• [The exercise]
Give back a single number, the count of lines containing the word "between".

──────── Recorded information

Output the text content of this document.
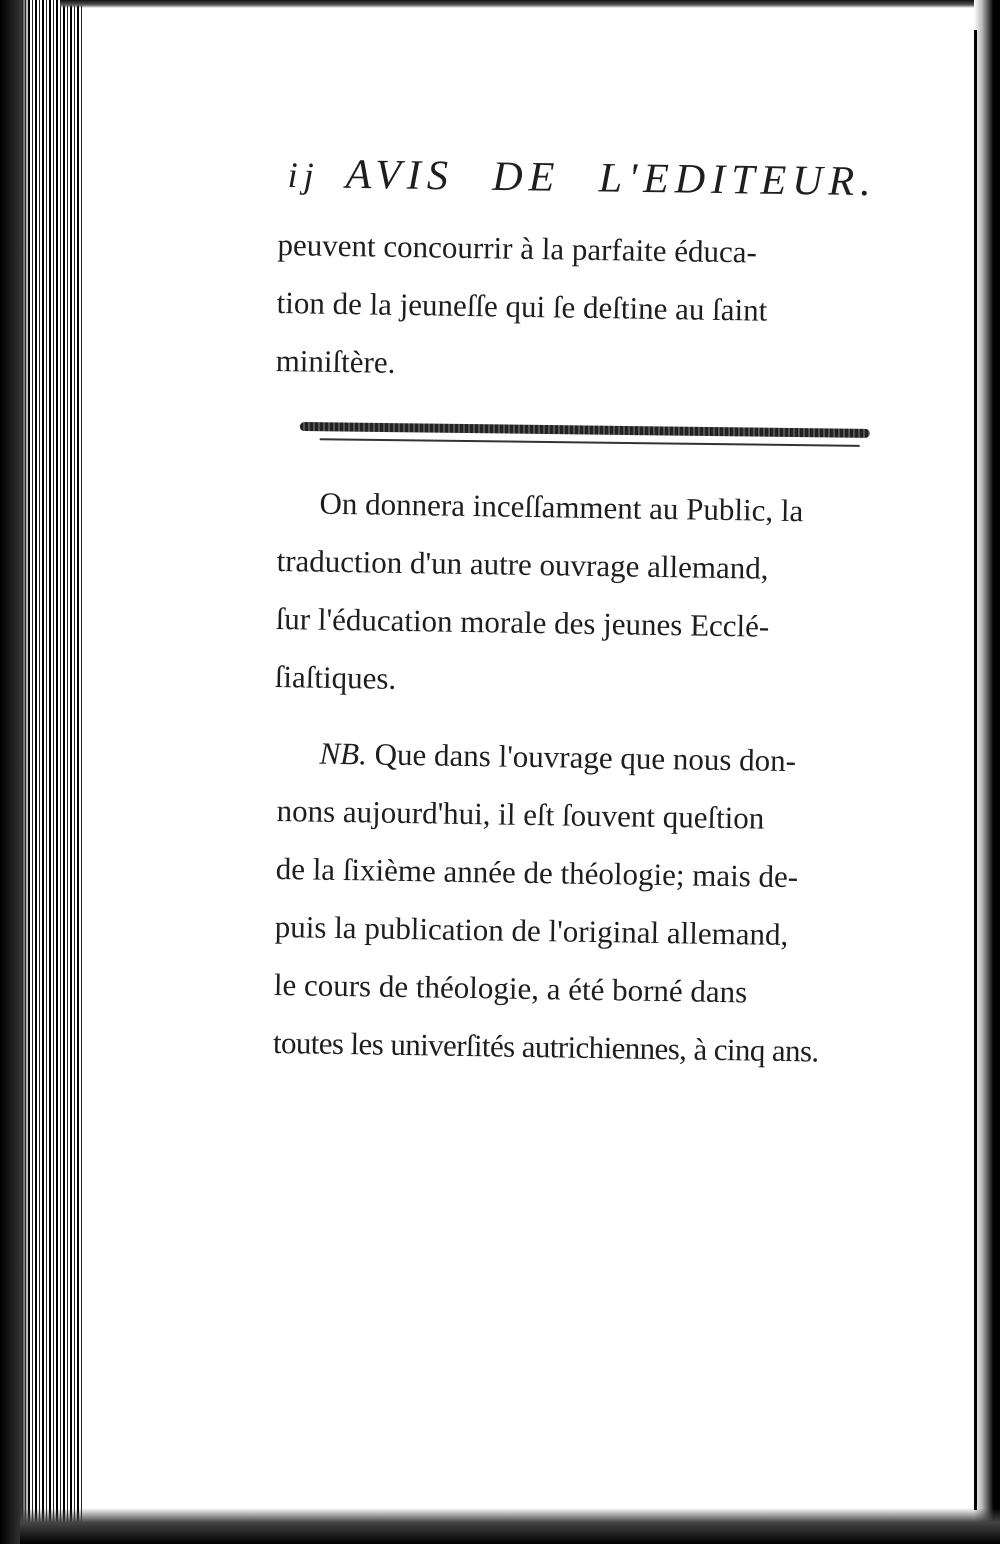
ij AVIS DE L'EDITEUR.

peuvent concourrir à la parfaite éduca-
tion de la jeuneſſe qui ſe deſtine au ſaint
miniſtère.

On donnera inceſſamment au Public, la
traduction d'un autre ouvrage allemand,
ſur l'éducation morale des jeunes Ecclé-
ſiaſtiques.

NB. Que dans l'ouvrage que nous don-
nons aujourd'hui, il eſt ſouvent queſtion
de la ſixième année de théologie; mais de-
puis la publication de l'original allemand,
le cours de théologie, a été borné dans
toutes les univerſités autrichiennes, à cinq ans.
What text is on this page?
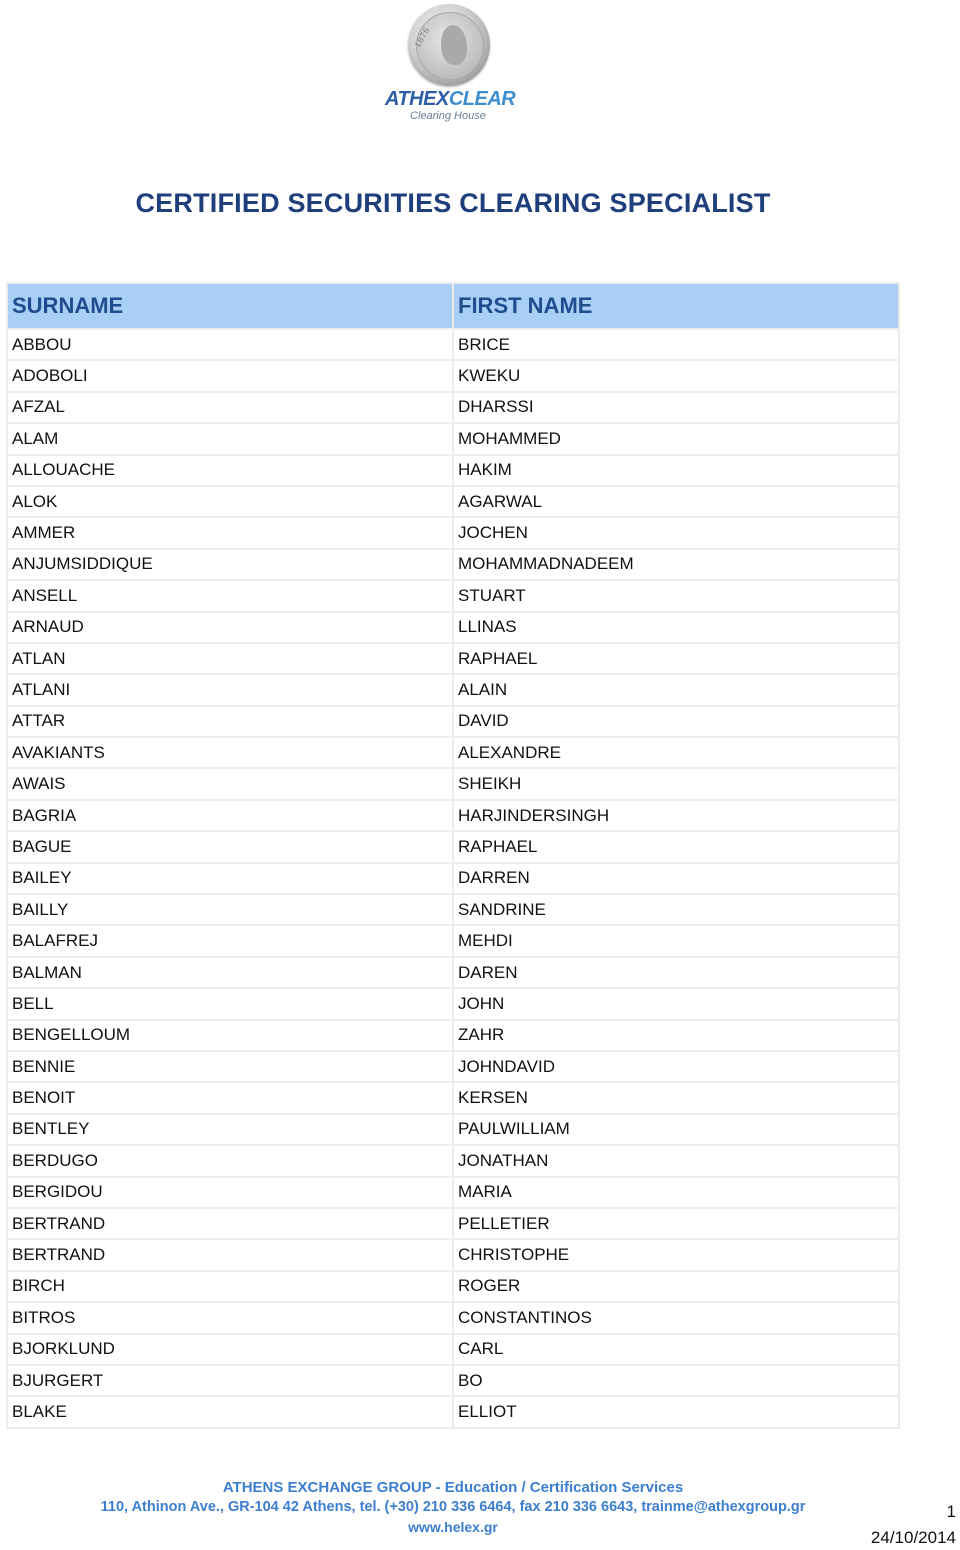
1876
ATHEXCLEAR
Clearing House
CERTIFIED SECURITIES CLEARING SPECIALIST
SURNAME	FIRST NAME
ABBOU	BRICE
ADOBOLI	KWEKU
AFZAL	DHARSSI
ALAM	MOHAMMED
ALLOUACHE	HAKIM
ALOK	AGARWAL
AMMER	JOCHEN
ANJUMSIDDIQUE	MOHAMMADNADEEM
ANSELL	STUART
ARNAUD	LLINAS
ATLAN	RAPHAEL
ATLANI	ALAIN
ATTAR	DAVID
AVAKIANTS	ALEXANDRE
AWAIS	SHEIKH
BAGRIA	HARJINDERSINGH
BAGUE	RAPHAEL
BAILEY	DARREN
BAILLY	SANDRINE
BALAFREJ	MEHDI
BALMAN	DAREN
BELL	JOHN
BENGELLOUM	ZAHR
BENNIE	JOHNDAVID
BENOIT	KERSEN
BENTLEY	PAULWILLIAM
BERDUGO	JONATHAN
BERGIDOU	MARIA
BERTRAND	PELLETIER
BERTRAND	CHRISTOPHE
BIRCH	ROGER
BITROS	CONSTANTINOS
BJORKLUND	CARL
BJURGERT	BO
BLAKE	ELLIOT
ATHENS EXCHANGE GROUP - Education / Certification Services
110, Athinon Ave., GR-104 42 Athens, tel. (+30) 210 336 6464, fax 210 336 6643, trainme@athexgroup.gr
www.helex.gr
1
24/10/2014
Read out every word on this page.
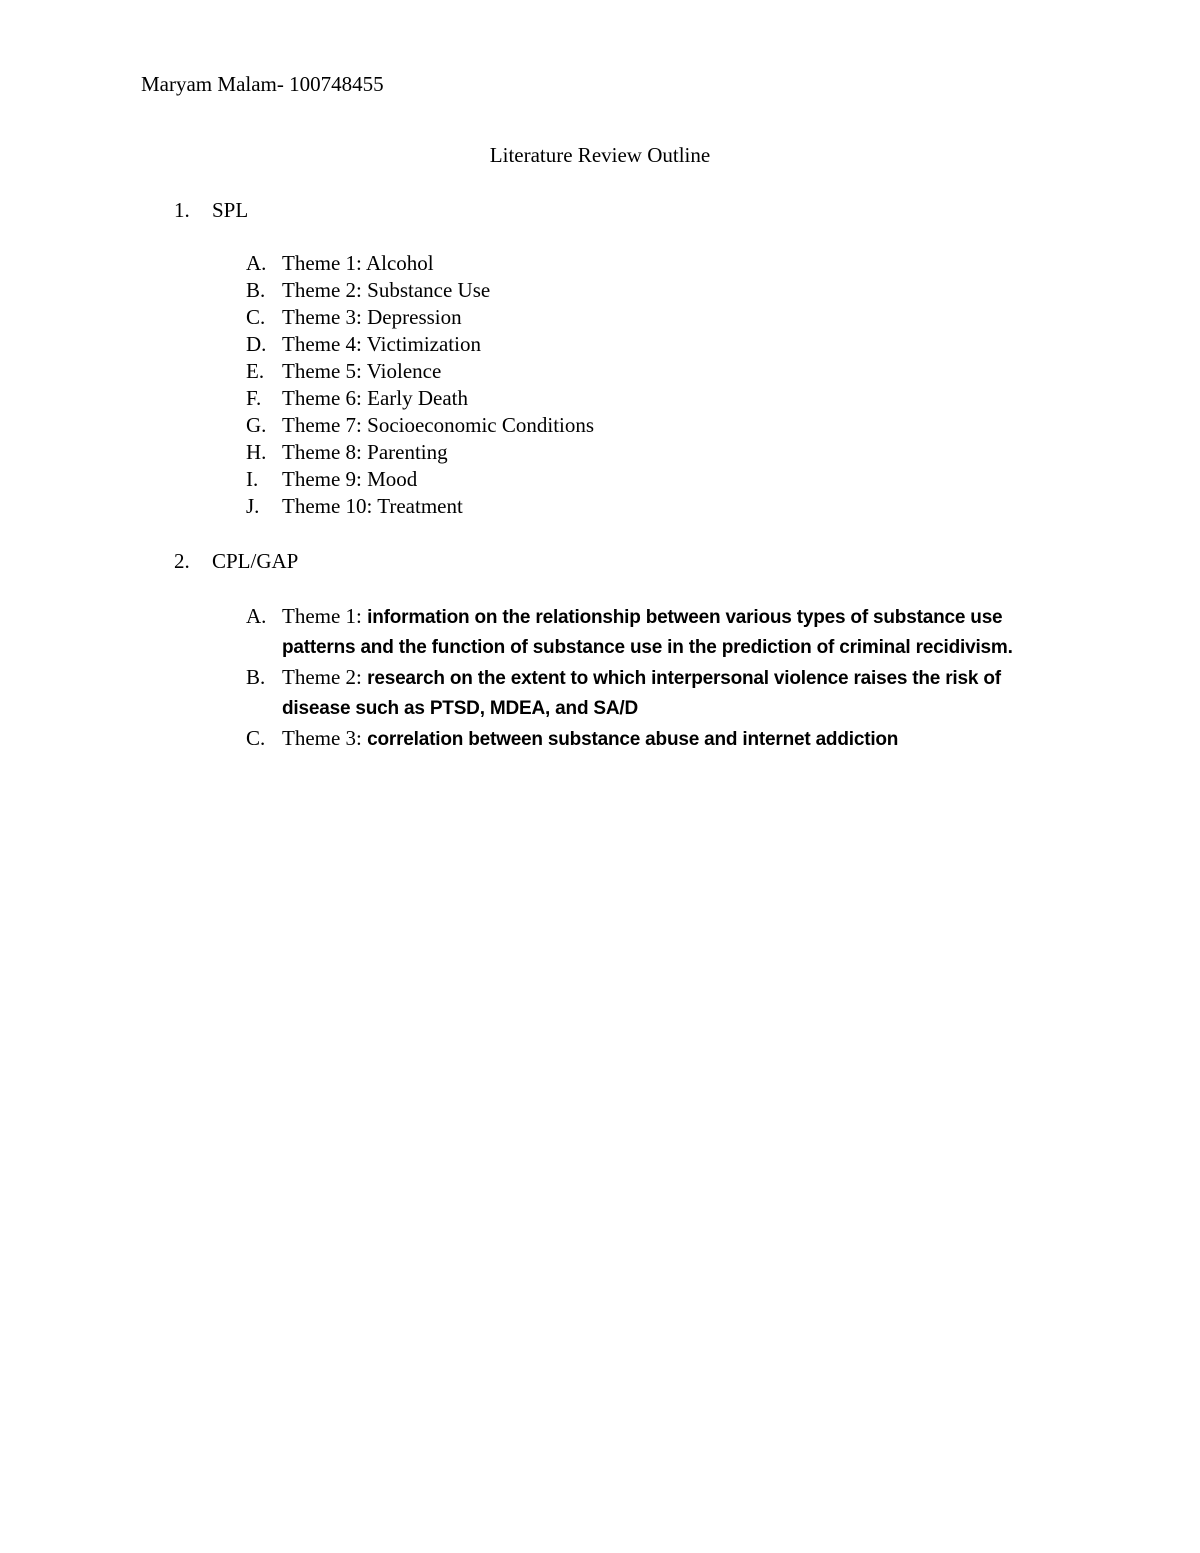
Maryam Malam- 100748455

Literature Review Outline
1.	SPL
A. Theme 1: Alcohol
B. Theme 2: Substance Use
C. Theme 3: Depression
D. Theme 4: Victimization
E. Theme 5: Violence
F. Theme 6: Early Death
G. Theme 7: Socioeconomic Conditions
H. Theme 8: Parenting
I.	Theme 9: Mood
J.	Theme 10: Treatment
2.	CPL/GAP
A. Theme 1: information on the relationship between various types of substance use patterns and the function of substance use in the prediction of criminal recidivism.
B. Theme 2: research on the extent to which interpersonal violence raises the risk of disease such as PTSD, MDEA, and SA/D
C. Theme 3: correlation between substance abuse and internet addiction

────────────────

• [Reply]
2